_TASK STATEMENT_:
Every record should be repeated exactly, except that pictures are left out.

>> Begin SUPPLIED MATERIAL

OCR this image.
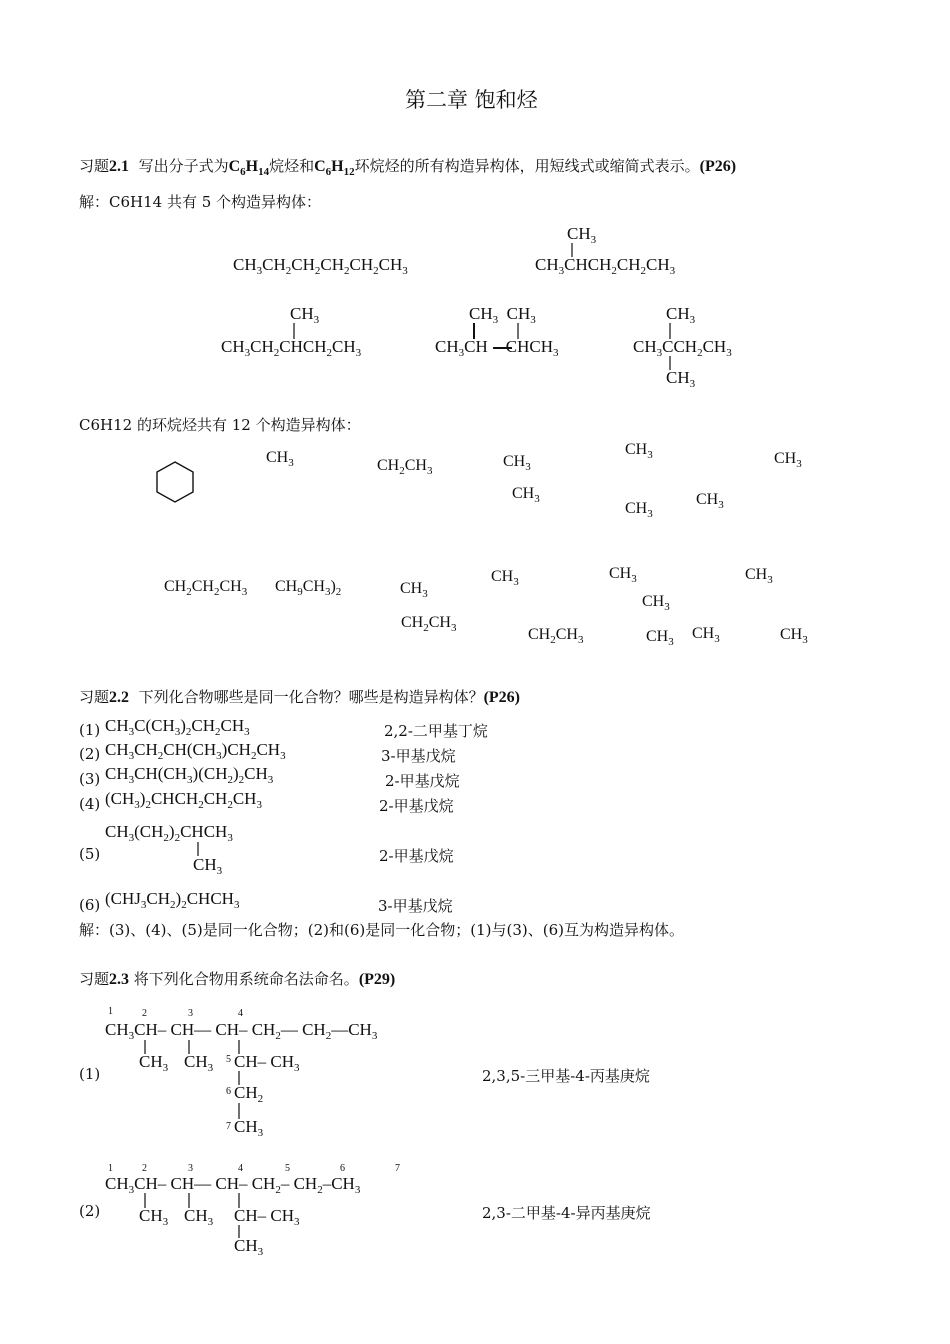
第二章 饱和烃
习题2.1 写出分子式为$C_6H_{14}$烷烃和$C_6H_{12}$环烷烃的所有构造异构体，用短线式或缩简式表示。(P26)
解：C6H14 共有 5 个构造异构体：
$CH_3CH_2CH_2CH_2CH_2CH_3$
$CH_3$
$CH_3CHCH_2CH_2CH_3$
$CH_3$
$CH_3CH_2CHCH_2CH_3$
$CH_3$  $CH_3$
$CH_3CH$ $CHCH_3$
$CH_3$
$CH_3CCH_2CH_3$
$CH_3$
C6H12 的环烷烃共有 12 个构造异构体：
$CH_3$	$CH_2CH_3$
$CH_3$
$CH_3$
$CH_3$
$CH_3$
$CH_3$
$CH_3$
$CH_2CH_2CH_3$ $CH_9CH_3)_2$	$CH_3$
$CH_2CH_3$
$CH_3$
$CH_2CH_3$
$CH_3$
$CH_3$
$CH_3$ $CH_3$
$CH_3$
$CH_3$
习题2.2 下列化合物哪些是同一化合物？哪些是构造异构体？(P26)
(1) $CH_3C(CH_3)_2CH_2CH_3$	2,2-二甲基丁烷
(2) $CH_3CH_2CH(CH_3)CH_2CH_3$	3-甲基戊烷
(3) $CH_3CH(CH_3)(CH_2)_2CH_3$	2-甲基戊烷
(4) $(CH_3)_2CHCH_2CH_2CH_3$	2-甲基戊烷
$CH_3(CH_2)_2CHCH_3$
(5)
$CH_3$
2-甲基戊烷
(6) $(CHJ_3CH_2)_2CHCH_3$	3-甲基戊烷
解：(3)、(4)、(5)是同一化合物；(2)和(6)是同一化合物；(1)与(3)、(6)互为构造异构体。
习题2.3 将下列化合物用系统命名法命名。(P29)
1	2	3	4
$CH_3CH-$ CH— CH– $CH_2—$ $CH_2—CH_3$
$CH_3$ $CH_3$
5 CH– $CH_3$
(1)	2,3,5-三甲基-4-丙基庚烷
6 $CH_2$
7 $CH_3$
1	2	3	4	5	6	7
$CH_3CH-$ CH— CH– $CH_2-$ $CH_2-CH_3$
$CH_3$ $CH_3$ CH– $CH_3$
(2)	2,3-二甲基-4-异丙基庚烷
$CH_3$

>> End SUPPLIED MATERIAL

_SOLUTION FOR THIS TASK_:
OCR this image.
第二章 饱和烃
习题2.1 写出分子式为$C_6H_{14}$烷烃和$C_6H_{12}$环烷烃的所有构造异构体，用短线式或缩简式表示。(P26)
解：C6H14 共有 5 个构造异构体：
$CH_3CH_2CH_2CH_2CH_2CH_3$
$CH_3$
$CH_3CHCH_2CH_2CH_3$
$CH_3$
$CH_3CH_2CHCH_2CH_3$
$CH_3$  $CH_3$
$CH_3CH$ $CHCH_3$
$CH_3$
$CH_3CCH_2CH_3$
$CH_3$
C6H12 的环烷烃共有 12 个构造异构体：
$CH_3$	$CH_2CH_3$
$CH_3$
$CH_3$
$CH_3$
$CH_3$
$CH_3$
$CH_3$
$CH_2CH_2CH_3$ $CH_9CH_3)_2$	$CH_3$
$CH_2CH_3$
$CH_3$
$CH_2CH_3$
$CH_3$
$CH_3$
$CH_3$ $CH_3$
$CH_3$
$CH_3$
习题2.2 下列化合物哪些是同一化合物？哪些是构造异构体？(P26)
(1) $CH_3C(CH_3)_2CH_2CH_3$	2,2-二甲基丁烷
(2) $CH_3CH_2CH(CH_3)CH_2CH_3$	3-甲基戊烷
(3) $CH_3CH(CH_3)(CH_2)_2CH_3$	2-甲基戊烷
(4) $(CH_3)_2CHCH_2CH_2CH_3$	2-甲基戊烷
$CH_3(CH_2)_2CHCH_3$
(5)
$CH_3$
2-甲基戊烷
(6) $(CHJ_3CH_2)_2CHCH_3$	3-甲基戊烷
解：(3)、(4)、(5)是同一化合物；(2)和(6)是同一化合物；(1)与(3)、(6)互为构造异构体。
习题2.3 将下列化合物用系统命名法命名。(P29)
1	2	3	4
$CH_3CH-$ CH— CH– $CH_2—$ $CH_2—CH_3$
$CH_3$ $CH_3$
5 CH– $CH_3$
(1)	2,3,5-三甲基-4-丙基庚烷
6 $CH_2$
7 $CH_3$
1	2	3	4	5	6	7
$CH_3CH-$ CH— CH– $CH_2-$ $CH_2-CH_3$
$CH_3$ $CH_3$ CH– $CH_3$
(2)	2,3-二甲基-4-异丙基庚烷
$CH_3$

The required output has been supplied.